- [PROBLEM]: Select the lines below containing the word "this".

- [DATA SUPPLIED]:
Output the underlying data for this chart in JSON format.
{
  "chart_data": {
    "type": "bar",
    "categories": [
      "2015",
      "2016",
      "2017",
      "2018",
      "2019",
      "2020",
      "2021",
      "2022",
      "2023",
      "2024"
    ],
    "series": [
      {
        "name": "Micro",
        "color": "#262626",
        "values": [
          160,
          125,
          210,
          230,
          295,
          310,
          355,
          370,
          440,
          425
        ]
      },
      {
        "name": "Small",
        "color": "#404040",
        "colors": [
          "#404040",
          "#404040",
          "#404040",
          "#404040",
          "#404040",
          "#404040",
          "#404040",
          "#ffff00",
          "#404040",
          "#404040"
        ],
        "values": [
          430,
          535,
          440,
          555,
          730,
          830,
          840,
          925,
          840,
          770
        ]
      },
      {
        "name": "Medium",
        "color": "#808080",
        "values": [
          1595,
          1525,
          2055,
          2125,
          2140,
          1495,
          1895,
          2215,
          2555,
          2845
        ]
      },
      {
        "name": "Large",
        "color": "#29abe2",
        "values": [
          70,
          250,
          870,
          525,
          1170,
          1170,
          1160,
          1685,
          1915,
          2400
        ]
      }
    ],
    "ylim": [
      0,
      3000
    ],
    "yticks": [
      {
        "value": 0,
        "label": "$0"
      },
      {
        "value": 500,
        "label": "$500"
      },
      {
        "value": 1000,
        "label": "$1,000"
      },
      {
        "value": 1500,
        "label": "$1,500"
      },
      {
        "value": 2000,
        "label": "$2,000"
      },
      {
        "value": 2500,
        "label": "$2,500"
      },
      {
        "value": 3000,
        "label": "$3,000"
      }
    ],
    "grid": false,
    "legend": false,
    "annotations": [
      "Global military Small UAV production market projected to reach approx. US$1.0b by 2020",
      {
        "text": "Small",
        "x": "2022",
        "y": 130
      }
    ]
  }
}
==
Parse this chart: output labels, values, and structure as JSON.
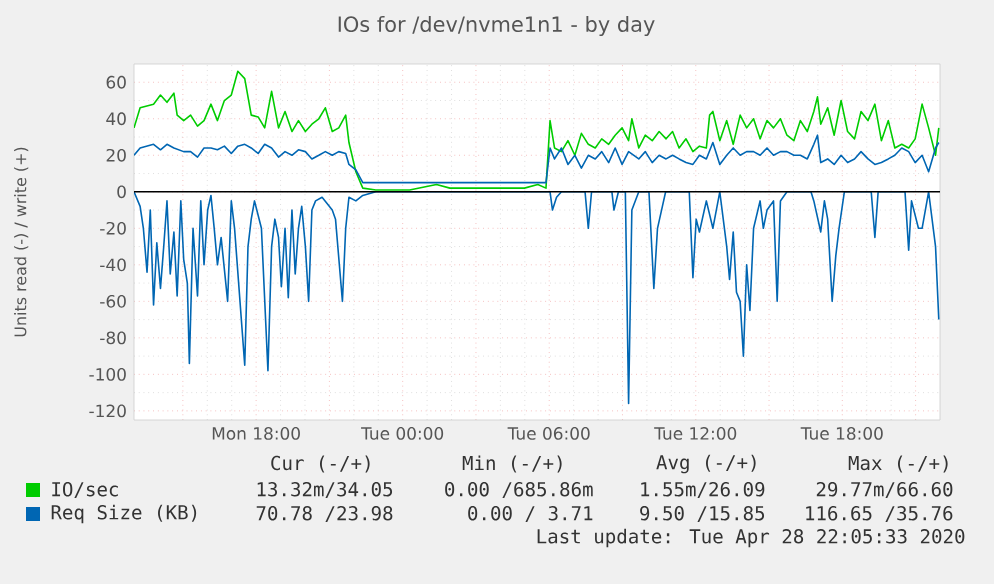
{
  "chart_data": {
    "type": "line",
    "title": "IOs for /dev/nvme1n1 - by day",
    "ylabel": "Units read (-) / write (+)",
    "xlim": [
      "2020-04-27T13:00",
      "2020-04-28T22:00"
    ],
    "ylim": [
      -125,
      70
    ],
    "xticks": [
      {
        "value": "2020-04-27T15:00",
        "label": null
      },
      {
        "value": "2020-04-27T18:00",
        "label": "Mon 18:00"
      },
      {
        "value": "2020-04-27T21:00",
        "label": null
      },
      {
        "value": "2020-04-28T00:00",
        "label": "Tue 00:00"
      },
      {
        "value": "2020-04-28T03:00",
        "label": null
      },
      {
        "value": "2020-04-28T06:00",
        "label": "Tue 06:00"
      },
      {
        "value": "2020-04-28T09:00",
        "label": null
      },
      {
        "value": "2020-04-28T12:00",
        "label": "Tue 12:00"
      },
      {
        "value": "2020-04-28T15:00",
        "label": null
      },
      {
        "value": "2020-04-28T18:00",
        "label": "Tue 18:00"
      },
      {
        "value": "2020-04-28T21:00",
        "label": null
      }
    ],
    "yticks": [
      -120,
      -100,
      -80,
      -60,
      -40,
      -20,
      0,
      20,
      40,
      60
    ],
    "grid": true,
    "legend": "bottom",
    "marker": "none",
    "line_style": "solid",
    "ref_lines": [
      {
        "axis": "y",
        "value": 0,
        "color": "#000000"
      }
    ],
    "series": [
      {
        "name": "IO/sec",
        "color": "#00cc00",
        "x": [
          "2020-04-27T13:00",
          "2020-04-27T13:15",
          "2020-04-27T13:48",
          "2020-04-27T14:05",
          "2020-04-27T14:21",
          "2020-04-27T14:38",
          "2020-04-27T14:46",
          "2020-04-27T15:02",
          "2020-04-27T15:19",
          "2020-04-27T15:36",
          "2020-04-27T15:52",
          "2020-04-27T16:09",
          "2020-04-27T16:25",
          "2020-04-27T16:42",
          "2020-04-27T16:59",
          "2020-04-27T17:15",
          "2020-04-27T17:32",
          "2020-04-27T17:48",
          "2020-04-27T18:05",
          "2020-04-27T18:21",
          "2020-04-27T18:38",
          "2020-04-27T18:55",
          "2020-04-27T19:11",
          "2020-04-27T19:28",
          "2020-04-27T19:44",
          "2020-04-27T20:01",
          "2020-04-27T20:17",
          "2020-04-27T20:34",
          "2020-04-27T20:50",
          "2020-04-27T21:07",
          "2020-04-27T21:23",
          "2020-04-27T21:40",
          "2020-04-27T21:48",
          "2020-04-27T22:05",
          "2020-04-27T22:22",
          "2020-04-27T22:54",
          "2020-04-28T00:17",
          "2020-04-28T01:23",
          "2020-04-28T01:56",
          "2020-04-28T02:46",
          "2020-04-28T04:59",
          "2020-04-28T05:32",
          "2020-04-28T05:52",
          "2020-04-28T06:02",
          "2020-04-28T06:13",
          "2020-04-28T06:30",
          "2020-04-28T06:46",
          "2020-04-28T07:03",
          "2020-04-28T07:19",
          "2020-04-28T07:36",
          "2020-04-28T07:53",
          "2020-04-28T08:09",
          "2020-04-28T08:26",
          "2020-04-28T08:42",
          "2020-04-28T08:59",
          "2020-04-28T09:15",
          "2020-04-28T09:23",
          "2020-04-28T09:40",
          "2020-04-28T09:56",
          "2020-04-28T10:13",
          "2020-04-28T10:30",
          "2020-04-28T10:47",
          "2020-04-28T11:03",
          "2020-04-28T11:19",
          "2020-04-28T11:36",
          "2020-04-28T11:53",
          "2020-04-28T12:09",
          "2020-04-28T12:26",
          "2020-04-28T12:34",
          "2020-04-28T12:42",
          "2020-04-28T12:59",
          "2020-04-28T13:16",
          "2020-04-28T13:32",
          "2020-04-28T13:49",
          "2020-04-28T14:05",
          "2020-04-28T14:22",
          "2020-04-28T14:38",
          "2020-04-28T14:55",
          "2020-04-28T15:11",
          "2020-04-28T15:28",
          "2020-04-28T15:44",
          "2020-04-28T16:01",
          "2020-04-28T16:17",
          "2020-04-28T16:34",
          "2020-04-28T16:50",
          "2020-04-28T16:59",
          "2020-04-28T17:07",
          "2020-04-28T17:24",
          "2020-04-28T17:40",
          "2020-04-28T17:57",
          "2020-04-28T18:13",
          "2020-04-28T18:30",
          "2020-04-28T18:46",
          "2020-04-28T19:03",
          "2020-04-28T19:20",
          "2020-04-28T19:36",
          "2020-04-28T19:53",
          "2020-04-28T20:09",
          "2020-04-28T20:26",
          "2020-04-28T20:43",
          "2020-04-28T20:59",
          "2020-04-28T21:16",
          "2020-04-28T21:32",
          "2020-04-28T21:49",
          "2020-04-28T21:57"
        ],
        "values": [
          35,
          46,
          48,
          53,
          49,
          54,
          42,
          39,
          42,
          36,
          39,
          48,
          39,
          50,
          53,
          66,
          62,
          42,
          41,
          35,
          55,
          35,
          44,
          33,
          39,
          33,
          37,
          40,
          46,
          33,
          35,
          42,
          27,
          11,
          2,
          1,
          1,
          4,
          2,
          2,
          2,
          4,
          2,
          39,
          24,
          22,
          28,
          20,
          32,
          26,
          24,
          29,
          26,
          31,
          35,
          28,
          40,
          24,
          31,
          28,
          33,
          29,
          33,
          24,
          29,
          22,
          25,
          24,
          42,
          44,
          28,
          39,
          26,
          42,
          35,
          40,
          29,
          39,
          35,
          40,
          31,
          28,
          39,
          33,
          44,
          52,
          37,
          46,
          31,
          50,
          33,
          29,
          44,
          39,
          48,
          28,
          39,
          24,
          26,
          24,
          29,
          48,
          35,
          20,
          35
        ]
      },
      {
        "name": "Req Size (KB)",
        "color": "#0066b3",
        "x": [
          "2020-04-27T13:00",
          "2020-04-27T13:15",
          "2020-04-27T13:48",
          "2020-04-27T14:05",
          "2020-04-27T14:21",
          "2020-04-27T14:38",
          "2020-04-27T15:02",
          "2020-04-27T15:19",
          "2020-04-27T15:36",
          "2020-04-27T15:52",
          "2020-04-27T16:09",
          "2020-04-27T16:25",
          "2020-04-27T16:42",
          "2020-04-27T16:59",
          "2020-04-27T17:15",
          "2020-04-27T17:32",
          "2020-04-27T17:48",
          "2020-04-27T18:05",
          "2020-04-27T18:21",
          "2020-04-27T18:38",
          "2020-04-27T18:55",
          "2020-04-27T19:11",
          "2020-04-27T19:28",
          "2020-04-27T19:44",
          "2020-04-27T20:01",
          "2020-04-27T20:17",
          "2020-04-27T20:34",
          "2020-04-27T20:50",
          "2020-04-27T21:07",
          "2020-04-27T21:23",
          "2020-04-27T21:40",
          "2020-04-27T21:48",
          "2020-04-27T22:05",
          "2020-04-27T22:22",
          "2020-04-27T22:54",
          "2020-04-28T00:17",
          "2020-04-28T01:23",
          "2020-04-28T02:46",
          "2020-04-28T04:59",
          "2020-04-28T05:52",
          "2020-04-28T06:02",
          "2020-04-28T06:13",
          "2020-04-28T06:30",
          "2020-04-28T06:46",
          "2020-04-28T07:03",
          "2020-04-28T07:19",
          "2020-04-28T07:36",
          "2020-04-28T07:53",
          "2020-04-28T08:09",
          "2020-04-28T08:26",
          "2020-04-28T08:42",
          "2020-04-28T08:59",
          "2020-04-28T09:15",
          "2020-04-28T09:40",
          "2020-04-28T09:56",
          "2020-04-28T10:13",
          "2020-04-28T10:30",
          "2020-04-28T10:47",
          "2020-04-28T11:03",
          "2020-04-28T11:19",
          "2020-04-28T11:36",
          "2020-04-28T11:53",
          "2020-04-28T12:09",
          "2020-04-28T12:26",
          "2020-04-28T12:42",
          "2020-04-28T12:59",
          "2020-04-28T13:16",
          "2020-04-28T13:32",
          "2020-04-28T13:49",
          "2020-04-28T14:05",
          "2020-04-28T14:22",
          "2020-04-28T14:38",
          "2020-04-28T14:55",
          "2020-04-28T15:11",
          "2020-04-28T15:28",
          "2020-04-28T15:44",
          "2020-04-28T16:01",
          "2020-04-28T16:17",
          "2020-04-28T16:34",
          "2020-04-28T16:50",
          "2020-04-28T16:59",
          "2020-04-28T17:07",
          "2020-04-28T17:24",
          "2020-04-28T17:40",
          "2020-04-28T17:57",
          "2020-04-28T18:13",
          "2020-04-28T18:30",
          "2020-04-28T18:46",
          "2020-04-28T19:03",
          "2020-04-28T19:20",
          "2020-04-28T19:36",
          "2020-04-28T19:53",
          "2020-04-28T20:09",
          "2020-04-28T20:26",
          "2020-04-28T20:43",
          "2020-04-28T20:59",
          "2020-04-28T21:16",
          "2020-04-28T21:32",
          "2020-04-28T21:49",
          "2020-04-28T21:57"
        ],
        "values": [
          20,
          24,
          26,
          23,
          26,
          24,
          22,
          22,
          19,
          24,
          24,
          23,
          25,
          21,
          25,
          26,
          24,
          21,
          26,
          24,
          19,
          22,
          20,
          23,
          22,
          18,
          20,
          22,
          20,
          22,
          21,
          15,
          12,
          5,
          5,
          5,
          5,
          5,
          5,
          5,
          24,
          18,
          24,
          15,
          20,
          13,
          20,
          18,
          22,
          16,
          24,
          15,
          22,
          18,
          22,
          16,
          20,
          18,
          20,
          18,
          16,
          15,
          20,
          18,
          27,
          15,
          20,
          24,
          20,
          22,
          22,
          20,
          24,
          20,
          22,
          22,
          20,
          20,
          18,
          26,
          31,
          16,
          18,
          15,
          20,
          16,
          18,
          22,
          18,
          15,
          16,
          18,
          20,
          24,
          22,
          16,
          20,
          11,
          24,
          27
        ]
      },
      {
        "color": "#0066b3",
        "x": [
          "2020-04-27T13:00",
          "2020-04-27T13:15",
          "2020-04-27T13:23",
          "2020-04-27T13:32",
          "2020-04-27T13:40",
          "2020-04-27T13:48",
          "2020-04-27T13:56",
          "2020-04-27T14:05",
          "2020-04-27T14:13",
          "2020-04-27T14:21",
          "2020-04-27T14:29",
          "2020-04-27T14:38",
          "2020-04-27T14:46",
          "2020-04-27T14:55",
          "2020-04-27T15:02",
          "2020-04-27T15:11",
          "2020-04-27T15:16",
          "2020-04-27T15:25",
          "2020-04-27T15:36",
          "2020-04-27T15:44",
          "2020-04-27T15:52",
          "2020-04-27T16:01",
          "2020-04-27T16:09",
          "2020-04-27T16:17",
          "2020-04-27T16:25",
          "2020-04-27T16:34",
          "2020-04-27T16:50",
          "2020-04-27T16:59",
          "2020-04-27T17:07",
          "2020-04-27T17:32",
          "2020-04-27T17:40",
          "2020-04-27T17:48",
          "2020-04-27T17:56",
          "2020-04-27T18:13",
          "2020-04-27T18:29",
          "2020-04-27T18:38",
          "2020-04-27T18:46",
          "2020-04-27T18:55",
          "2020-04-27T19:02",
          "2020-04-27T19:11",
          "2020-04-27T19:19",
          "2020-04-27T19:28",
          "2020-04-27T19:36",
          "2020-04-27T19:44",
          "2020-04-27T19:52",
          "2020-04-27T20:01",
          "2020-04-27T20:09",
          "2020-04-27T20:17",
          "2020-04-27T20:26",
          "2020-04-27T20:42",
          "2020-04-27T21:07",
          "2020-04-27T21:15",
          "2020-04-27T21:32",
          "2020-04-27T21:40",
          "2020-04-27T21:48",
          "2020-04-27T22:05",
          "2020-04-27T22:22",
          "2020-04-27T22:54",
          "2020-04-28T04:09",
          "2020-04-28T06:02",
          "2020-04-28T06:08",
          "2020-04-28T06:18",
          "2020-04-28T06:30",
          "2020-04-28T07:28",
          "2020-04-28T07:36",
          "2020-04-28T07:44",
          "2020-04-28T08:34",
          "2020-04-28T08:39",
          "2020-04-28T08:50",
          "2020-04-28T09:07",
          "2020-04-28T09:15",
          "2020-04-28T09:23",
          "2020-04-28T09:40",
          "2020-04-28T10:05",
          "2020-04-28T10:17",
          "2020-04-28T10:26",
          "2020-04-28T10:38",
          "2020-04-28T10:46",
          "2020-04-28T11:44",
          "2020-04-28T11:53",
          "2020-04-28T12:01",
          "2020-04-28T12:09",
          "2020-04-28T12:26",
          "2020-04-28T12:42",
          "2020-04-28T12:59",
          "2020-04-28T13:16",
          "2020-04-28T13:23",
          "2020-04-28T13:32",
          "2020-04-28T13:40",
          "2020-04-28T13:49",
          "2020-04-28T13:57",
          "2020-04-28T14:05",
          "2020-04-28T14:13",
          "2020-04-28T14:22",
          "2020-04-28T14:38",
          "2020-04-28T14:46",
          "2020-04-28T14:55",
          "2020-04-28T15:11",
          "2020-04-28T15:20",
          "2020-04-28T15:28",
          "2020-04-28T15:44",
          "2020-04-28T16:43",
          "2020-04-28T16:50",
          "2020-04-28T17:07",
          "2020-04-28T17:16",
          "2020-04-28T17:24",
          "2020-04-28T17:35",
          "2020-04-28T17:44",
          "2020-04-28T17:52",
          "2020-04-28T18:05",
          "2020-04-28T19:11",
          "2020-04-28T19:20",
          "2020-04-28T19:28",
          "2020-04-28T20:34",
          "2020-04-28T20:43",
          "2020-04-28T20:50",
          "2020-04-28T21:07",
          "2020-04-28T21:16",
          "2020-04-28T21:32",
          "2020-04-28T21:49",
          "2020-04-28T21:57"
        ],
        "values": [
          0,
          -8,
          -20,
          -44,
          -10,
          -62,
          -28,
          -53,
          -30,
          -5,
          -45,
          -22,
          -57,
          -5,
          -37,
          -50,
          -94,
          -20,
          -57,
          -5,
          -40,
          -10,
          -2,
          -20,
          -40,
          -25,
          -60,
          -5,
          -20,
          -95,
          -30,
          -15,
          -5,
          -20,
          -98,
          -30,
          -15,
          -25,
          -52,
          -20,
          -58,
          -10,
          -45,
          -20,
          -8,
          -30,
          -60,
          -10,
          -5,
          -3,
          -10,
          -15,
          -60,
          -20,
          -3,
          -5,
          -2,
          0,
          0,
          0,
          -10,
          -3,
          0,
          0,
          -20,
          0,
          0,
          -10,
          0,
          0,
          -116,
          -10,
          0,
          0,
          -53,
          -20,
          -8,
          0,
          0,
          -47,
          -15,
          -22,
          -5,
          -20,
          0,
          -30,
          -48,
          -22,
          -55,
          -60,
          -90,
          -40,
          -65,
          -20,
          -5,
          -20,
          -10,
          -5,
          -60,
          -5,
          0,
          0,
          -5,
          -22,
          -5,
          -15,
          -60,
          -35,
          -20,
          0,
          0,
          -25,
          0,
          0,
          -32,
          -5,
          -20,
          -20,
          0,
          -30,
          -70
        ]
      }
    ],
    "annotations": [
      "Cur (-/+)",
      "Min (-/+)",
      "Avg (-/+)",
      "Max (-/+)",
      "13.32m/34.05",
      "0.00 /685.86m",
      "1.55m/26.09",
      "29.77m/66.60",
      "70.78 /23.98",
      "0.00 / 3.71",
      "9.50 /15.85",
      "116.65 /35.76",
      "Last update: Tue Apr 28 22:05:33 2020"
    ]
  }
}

- [THE REPLY]:
Output the underlying data for this chart in JSON format.
Parse this chart: output labels, values, and structure as JSON.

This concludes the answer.